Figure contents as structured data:
···
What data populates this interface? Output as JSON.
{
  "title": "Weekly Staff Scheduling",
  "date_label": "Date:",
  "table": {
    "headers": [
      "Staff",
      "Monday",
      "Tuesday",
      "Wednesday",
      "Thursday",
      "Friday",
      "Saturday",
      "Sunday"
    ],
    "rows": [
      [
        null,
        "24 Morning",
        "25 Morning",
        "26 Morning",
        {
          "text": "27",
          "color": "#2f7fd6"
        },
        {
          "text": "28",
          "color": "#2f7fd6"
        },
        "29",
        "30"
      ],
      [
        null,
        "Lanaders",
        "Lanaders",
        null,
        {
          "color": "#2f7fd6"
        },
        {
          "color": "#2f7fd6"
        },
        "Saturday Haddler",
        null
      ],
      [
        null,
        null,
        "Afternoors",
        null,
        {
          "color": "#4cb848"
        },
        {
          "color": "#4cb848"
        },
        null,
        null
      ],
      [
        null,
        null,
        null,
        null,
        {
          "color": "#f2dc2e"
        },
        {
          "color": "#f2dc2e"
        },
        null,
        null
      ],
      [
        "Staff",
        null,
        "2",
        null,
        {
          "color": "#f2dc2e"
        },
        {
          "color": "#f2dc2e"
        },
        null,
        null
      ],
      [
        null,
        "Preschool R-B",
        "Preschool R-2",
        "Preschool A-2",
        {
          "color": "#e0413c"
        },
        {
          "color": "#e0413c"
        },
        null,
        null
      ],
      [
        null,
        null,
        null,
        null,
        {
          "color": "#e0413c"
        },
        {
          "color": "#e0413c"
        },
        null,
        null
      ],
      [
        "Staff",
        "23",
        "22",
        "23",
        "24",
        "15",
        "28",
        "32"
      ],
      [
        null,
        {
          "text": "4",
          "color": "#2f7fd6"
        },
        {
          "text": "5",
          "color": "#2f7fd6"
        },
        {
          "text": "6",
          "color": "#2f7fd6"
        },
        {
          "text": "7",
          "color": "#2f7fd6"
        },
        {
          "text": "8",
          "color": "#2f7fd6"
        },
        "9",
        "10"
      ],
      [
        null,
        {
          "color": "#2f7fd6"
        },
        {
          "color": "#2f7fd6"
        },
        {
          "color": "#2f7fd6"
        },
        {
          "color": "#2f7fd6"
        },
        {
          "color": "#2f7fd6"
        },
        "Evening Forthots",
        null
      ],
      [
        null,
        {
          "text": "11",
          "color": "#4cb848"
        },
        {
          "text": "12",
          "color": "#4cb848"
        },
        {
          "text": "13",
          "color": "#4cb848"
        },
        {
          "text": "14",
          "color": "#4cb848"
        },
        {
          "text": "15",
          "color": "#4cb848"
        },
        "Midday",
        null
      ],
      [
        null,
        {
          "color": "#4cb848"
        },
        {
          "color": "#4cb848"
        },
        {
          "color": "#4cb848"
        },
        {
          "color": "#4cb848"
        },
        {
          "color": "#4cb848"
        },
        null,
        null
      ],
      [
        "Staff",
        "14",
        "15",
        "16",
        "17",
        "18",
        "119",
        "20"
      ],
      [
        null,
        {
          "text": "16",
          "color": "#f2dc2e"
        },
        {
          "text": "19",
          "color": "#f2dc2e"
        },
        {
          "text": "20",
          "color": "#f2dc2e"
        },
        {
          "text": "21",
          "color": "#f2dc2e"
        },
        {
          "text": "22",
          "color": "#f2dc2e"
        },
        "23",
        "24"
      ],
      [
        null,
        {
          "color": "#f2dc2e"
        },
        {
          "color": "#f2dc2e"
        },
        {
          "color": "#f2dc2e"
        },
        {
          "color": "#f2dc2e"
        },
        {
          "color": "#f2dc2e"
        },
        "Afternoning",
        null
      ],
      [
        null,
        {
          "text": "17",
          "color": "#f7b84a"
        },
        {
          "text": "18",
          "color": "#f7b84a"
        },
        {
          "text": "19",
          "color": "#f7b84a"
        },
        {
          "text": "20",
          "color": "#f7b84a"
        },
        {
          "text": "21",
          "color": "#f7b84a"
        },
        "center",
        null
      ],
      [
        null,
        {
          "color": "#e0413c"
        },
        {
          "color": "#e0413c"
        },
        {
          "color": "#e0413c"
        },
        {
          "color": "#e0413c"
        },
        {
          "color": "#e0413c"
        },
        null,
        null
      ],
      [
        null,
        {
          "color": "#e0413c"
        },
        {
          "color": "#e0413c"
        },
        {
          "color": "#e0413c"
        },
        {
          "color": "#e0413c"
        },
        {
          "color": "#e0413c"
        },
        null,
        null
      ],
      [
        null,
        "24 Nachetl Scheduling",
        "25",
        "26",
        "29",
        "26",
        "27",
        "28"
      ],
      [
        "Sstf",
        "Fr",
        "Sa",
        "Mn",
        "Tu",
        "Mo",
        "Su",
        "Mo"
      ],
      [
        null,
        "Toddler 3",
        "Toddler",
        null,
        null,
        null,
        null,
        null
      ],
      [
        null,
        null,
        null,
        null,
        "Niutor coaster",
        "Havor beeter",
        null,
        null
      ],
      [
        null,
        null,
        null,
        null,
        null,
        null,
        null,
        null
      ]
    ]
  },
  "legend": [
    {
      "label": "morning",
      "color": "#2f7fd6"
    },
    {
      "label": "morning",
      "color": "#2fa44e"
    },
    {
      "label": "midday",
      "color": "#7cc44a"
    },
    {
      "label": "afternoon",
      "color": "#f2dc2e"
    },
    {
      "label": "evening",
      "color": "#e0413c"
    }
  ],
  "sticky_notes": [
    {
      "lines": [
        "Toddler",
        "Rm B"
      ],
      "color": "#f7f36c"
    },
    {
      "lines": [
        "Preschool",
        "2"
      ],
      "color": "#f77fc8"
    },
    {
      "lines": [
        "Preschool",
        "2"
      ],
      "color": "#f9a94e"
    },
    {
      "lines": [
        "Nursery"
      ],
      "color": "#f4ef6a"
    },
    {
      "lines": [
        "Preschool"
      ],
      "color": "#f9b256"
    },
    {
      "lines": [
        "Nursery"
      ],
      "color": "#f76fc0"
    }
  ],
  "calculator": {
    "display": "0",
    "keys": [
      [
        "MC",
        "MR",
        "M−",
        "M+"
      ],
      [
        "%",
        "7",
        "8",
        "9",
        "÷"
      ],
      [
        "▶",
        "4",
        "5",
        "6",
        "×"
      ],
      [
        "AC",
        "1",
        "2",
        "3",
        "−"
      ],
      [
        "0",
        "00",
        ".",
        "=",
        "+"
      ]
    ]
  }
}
···
▶ [GIVEN REQUEST]:
Exactly as shown above, return every record.

▶ [FULL RESPONSE]:
What data populates this interface? Output as JSON.
{
  "title": "Weekly Staff Scheduling",
  "date_label": "Date:",
  "table": {
    "headers": [
      "Staff",
      "Monday",
      "Tuesday",
      "Wednesday",
      "Thursday",
      "Friday",
      "Saturday",
      "Sunday"
    ],
    "rows": [
      [
        null,
        "24 Morning",
        "25 Morning",
        "26 Morning",
        {
          "text": "27",
          "color": "#2f7fd6"
        },
        {
          "text": "28",
          "color": "#2f7fd6"
        },
        "29",
        "30"
      ],
      [
        null,
        "Lanaders",
        "Lanaders",
        null,
        {
          "color": "#2f7fd6"
        },
        {
          "color": "#2f7fd6"
        },
        "Saturday Haddler",
        null
      ],
      [
        null,
        null,
        "Afternoors",
        null,
        {
          "color": "#4cb848"
        },
        {
          "color": "#4cb848"
        },
        null,
        null
      ],
      [
        null,
        null,
        null,
        null,
        {
          "color": "#f2dc2e"
        },
        {
          "color": "#f2dc2e"
        },
        null,
        null
      ],
      [
        "Staff",
        null,
        "2",
        null,
        {
          "color": "#f2dc2e"
        },
        {
          "color": "#f2dc2e"
        },
        null,
        null
      ],
      [
        null,
        "Preschool R-B",
        "Preschool R-2",
        "Preschool A-2",
        {
          "color": "#e0413c"
        },
        {
          "color": "#e0413c"
        },
        null,
        null
      ],
      [
        null,
        null,
        null,
        null,
        {
          "color": "#e0413c"
        },
        {
          "color": "#e0413c"
        },
        null,
        null
      ],
      [
        "Staff",
        "23",
        "22",
        "23",
        "24",
        "15",
        "28",
        "32"
      ],
      [
        null,
        {
          "text": "4",
          "color": "#2f7fd6"
        },
        {
          "text": "5",
          "color": "#2f7fd6"
        },
        {
          "text": "6",
          "color": "#2f7fd6"
        },
        {
          "text": "7",
          "color": "#2f7fd6"
        },
        {
          "text": "8",
          "color": "#2f7fd6"
        },
        "9",
        "10"
      ],
      [
        null,
        {
          "color": "#2f7fd6"
        },
        {
          "color": "#2f7fd6"
        },
        {
          "color": "#2f7fd6"
        },
        {
          "color": "#2f7fd6"
        },
        {
          "color": "#2f7fd6"
        },
        "Evening Forthots",
        null
      ],
      [
        null,
        {
          "text": "11",
          "color": "#4cb848"
        },
        {
          "text": "12",
          "color": "#4cb848"
        },
        {
          "text": "13",
          "color": "#4cb848"
        },
        {
          "text": "14",
          "color": "#4cb848"
        },
        {
          "text": "15",
          "color": "#4cb848"
        },
        "Midday",
        null
      ],
      [
        null,
        {
          "color": "#4cb848"
        },
        {
          "color": "#4cb848"
        },
        {
          "color": "#4cb848"
        },
        {
          "color": "#4cb848"
        },
        {
          "color": "#4cb848"
        },
        null,
        null
      ],
      [
        "Staff",
        "14",
        "15",
        "16",
        "17",
        "18",
        "119",
        "20"
      ],
      [
        null,
        {
          "text": "16",
          "color": "#f2dc2e"
        },
        {
          "text": "19",
          "color": "#f2dc2e"
        },
        {
          "text": "20",
          "color": "#f2dc2e"
        },
        {
          "text": "21",
          "color": "#f2dc2e"
        },
        {
          "text": "22",
          "color": "#f2dc2e"
        },
        "23",
        "24"
      ],
      [
        null,
        {
          "color": "#f2dc2e"
        },
        {
          "color": "#f2dc2e"
        },
        {
          "color": "#f2dc2e"
        },
        {
          "color": "#f2dc2e"
        },
        {
          "color": "#f2dc2e"
        },
        "Afternoning",
        null
      ],
      [
        null,
        {
          "text": "17",
          "color": "#f7b84a"
        },
        {
          "text": "18",
          "color": "#f7b84a"
        },
        {
          "text": "19",
          "color": "#f7b84a"
        },
        {
          "text": "20",
          "color": "#f7b84a"
        },
        {
          "text": "21",
          "color": "#f7b84a"
        },
        "center",
        null
      ],
      [
        null,
        {
          "color": "#e0413c"
        },
        {
          "color": "#e0413c"
        },
        {
          "color": "#e0413c"
        },
        {
          "color": "#e0413c"
        },
        {
          "color": "#e0413c"
        },
        null,
        null
      ],
      [
        null,
        {
          "color": "#e0413c"
        },
        {
          "color": "#e0413c"
        },
        {
          "color": "#e0413c"
        },
        {
          "color": "#e0413c"
        },
        {
          "color": "#e0413c"
        },
        null,
        null
      ],
      [
        null,
        "24 Nachetl Scheduling",
        "25",
        "26",
        "29",
        "26",
        "27",
        "28"
      ],
      [
        "Sstf",
        "Fr",
        "Sa",
        "Mn",
        "Tu",
        "Mo",
        "Su",
        "Mo"
      ],
      [
        null,
        "Toddler 3",
        "Toddler",
        null,
        null,
        null,
        null,
        null
      ],
      [
        null,
        null,
        null,
        null,
        "Niutor coaster",
        "Havor beeter",
        null,
        null
      ],
      [
        null,
        null,
        null,
        null,
        null,
        null,
        null,
        null
      ]
    ]
  },
  "legend": [
    {
      "label": "morning",
      "color": "#2f7fd6"
    },
    {
      "label": "morning",
      "color": "#2fa44e"
    },
    {
      "label": "midday",
      "color": "#7cc44a"
    },
    {
      "label": "afternoon",
      "color": "#f2dc2e"
    },
    {
      "label": "evening",
      "color": "#e0413c"
    }
  ],
  "sticky_notes": [
    {
      "lines": [
        "Toddler",
        "Rm B"
      ],
      "color": "#f7f36c"
    },
    {
      "lines": [
        "Preschool",
        "2"
      ],
      "color": "#f77fc8"
    },
    {
      "lines": [
        "Preschool",
        "2"
      ],
      "color": "#f9a94e"
    },
    {
      "lines": [
        "Nursery"
      ],
      "color": "#f4ef6a"
    },
    {
      "lines": [
        "Preschool"
      ],
      "color": "#f9b256"
    },
    {
      "lines": [
        "Nursery"
      ],
      "color": "#f76fc0"
    }
  ],
  "calculator": {
    "display": "0",
    "keys": [
      [
        "MC",
        "MR",
        "M−",
        "M+"
      ],
      [
        "%",
        "7",
        "8",
        "9",
        "÷"
      ],
      [
        "▶",
        "4",
        "5",
        "6",
        "×"
      ],
      [
        "AC",
        "1",
        "2",
        "3",
        "−"
      ],
      [
        "0",
        "00",
        ".",
        "=",
        "+"
      ]
    ]
  }
}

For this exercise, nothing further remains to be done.